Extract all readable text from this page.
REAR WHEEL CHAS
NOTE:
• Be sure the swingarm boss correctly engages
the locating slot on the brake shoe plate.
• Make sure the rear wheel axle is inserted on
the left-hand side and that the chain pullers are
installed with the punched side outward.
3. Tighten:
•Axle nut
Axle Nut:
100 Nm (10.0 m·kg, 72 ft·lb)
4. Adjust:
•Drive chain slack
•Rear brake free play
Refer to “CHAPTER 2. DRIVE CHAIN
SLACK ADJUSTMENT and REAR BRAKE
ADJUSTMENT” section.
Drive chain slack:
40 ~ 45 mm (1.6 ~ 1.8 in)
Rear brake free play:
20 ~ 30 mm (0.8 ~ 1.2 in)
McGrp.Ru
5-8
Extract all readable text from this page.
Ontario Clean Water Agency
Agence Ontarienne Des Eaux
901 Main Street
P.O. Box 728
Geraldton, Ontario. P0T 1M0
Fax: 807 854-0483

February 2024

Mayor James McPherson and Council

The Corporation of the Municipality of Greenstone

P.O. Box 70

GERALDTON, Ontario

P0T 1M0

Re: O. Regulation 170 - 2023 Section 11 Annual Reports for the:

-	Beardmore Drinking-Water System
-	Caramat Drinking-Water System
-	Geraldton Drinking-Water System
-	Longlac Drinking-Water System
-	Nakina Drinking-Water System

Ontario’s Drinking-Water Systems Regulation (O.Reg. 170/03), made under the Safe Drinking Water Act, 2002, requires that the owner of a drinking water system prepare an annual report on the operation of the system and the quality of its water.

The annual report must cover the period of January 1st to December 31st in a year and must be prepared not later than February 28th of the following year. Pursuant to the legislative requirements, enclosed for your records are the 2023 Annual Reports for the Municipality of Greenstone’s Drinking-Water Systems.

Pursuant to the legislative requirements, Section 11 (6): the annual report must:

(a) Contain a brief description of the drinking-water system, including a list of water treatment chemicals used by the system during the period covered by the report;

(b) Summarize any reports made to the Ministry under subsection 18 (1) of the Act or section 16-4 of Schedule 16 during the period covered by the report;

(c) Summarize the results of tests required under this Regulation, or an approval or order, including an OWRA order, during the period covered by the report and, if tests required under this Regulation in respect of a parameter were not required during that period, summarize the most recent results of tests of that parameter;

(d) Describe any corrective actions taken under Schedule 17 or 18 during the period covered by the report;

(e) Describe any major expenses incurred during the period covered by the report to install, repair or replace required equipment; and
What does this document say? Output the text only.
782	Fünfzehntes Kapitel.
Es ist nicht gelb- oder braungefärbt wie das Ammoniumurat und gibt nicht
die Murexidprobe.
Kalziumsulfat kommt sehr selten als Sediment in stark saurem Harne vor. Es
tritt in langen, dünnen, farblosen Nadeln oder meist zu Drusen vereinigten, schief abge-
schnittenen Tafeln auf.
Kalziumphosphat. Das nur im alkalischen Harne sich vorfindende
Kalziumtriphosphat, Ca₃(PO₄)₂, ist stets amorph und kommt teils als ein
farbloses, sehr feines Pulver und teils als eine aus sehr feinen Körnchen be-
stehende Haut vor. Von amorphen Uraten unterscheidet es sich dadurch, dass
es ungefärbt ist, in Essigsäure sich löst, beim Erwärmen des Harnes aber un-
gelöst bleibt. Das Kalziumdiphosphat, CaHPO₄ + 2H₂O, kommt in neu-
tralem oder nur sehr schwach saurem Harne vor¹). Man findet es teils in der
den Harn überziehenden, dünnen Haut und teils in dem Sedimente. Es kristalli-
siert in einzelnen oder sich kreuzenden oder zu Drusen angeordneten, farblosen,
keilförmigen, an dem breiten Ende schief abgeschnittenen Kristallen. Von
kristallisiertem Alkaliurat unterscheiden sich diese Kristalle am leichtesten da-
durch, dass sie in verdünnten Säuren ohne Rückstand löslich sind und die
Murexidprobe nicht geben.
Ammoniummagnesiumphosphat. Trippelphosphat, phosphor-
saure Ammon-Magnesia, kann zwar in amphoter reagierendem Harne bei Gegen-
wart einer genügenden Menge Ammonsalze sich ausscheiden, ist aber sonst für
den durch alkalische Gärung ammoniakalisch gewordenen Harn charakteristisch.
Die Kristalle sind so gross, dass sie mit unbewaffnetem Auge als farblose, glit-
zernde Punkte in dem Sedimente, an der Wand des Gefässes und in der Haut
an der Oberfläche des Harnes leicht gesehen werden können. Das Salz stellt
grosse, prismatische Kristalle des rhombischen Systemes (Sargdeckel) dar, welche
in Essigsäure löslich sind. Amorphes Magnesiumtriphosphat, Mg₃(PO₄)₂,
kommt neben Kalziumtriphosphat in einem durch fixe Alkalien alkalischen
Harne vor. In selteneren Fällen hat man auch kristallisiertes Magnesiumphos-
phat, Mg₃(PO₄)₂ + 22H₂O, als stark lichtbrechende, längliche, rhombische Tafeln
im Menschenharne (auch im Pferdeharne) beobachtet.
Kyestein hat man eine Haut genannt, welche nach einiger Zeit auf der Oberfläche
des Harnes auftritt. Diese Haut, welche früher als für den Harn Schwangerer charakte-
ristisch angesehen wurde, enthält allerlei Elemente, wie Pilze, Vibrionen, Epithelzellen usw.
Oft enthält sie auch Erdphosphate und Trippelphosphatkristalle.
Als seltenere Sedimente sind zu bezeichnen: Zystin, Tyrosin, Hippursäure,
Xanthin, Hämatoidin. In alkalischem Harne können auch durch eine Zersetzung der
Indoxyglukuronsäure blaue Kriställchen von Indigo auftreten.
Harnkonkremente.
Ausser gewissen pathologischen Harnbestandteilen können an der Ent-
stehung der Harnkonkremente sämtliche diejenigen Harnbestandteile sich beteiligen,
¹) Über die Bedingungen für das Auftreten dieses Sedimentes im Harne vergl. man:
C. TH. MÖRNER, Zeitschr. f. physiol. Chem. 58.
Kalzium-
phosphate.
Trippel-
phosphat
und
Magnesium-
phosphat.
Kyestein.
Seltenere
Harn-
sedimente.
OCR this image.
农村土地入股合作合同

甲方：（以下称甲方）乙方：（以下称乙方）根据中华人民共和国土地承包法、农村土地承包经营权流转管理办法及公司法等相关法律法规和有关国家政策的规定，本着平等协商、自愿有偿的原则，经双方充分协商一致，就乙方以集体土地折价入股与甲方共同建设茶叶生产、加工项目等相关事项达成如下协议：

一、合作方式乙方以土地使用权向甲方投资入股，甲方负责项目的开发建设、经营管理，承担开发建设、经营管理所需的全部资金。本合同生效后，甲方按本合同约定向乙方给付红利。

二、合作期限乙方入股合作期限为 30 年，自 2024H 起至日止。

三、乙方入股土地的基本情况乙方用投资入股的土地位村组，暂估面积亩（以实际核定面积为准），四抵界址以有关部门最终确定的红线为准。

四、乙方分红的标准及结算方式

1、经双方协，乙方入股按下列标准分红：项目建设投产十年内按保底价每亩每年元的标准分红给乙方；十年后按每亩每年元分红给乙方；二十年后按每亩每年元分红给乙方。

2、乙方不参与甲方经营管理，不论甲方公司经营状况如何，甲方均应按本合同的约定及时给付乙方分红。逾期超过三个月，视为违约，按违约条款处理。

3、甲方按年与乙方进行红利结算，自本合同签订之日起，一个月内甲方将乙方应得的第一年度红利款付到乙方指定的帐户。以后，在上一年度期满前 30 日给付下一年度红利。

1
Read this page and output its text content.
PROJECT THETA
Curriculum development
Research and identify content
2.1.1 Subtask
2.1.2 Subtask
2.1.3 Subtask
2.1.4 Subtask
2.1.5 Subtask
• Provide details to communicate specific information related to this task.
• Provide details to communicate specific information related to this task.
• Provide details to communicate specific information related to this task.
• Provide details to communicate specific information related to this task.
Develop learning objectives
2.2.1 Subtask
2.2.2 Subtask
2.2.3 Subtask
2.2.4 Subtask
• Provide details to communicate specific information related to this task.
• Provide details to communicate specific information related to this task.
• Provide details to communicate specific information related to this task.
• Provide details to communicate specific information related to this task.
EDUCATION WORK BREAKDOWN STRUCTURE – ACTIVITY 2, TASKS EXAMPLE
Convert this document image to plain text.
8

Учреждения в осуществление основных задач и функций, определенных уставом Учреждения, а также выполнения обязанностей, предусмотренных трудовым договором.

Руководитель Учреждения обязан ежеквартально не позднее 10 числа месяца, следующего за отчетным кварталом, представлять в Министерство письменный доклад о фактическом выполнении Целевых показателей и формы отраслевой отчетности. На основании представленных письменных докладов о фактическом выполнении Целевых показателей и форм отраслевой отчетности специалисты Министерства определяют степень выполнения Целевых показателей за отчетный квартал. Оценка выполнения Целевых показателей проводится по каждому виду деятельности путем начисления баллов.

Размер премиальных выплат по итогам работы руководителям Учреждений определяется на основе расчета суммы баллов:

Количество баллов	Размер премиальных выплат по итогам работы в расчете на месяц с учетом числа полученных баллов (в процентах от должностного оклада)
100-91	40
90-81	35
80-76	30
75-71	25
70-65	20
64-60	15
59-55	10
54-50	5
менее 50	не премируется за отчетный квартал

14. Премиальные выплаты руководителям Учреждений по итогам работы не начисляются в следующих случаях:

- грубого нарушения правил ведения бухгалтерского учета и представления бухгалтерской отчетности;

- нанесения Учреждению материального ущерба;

Aim
Select every line in the material above where the string "Harnes" occurs, and copy it.

Solved exercise
es ungefärbt ist, in Essigsäure sich löst, beim Erwärmen des Harnes aber un-
an der Oberfläche des Harnes leicht gesehen werden können. Das Salz stellt
des Harnes auftritt. Diese Haut, welche früher als für den Harn Schwangerer charakte-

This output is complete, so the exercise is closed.